■ Requirements: Go through the data below and gather each line containing "your".

■ Material for the task:
☆ ☆ ☆

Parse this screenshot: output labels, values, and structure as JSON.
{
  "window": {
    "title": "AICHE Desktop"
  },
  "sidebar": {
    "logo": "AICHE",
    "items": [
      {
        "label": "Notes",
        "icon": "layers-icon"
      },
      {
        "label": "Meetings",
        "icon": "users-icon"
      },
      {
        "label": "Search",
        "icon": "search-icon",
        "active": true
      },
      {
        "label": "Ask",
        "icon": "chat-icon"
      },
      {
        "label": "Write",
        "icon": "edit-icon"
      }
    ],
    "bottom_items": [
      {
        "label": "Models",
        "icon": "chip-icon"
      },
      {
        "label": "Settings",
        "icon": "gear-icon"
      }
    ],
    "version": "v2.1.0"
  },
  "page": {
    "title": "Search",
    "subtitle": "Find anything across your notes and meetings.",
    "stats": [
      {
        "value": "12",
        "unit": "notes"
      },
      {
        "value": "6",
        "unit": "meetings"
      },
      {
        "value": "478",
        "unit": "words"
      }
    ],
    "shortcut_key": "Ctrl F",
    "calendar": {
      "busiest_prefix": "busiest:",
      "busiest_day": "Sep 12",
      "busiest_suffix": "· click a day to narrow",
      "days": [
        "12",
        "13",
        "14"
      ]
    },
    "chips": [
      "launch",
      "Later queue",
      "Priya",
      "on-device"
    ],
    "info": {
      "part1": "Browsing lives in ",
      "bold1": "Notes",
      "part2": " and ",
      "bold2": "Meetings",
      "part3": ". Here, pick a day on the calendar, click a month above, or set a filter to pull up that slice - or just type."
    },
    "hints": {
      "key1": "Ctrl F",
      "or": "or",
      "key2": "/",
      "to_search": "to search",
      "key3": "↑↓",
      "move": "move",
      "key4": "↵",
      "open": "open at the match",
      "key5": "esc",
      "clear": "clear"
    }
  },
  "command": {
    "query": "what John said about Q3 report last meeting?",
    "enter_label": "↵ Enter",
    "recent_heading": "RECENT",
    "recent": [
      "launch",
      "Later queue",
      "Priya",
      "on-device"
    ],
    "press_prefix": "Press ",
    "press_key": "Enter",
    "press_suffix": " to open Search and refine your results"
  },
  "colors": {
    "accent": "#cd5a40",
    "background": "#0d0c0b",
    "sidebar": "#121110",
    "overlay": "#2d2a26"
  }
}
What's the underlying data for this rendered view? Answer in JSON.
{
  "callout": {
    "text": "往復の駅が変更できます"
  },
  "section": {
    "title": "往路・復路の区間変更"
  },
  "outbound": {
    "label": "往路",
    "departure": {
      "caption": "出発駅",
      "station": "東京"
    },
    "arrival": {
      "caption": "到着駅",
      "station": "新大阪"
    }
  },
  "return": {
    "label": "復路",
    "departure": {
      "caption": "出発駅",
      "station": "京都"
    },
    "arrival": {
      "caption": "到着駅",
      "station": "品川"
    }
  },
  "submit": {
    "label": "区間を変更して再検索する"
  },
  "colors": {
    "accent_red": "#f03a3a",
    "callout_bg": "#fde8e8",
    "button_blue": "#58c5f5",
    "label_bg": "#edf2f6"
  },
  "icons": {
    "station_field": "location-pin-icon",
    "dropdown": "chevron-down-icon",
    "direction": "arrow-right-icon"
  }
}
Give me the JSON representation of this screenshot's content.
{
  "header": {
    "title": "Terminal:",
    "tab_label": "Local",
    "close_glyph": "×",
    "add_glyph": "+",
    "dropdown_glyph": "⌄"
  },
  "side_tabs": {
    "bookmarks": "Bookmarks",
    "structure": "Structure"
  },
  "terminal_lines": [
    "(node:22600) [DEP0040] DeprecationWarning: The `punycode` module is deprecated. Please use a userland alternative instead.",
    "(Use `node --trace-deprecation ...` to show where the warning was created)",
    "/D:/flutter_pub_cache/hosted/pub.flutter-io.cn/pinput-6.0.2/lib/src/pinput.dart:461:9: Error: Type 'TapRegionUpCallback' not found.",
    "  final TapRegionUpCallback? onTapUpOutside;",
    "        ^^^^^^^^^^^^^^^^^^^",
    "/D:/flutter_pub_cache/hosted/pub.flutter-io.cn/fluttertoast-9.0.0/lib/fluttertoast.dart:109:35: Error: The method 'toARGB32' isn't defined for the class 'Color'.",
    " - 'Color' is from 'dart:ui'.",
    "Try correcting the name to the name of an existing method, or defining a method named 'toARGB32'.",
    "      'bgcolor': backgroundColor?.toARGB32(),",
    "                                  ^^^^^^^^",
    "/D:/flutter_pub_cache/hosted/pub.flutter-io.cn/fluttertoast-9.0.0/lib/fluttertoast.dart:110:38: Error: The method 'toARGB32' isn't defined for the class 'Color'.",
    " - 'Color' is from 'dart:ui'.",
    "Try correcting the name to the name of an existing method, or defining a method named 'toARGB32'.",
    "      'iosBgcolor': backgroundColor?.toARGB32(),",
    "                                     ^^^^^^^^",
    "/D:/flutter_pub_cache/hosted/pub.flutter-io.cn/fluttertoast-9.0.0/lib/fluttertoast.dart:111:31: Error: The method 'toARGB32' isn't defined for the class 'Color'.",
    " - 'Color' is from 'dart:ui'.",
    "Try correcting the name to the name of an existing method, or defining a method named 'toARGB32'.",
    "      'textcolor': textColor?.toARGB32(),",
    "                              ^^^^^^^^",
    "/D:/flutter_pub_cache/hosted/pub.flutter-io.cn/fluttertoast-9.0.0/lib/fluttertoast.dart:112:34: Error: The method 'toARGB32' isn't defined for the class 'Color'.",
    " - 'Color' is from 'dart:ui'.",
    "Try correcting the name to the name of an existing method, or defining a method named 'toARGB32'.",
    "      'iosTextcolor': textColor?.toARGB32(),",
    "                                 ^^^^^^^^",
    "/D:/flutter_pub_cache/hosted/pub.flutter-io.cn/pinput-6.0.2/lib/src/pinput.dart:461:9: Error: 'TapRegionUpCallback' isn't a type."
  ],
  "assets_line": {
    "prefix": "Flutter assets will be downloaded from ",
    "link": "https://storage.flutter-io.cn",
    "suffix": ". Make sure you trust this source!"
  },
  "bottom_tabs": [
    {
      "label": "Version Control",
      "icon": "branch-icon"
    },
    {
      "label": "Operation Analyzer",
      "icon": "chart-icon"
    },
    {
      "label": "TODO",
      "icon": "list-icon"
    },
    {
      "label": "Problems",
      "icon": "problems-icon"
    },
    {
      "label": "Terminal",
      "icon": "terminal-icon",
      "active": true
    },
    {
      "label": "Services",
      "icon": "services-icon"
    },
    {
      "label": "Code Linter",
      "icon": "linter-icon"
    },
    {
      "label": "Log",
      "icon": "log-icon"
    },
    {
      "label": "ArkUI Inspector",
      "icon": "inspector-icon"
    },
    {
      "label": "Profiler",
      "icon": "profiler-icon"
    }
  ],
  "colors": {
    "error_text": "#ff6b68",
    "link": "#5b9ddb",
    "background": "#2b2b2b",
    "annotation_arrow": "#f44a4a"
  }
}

☆ ☆ ☆

■ Answer below:
    "subtitle": "Find anything across your notes and meetings.",
    "press_suffix": " to open Search and refine your results"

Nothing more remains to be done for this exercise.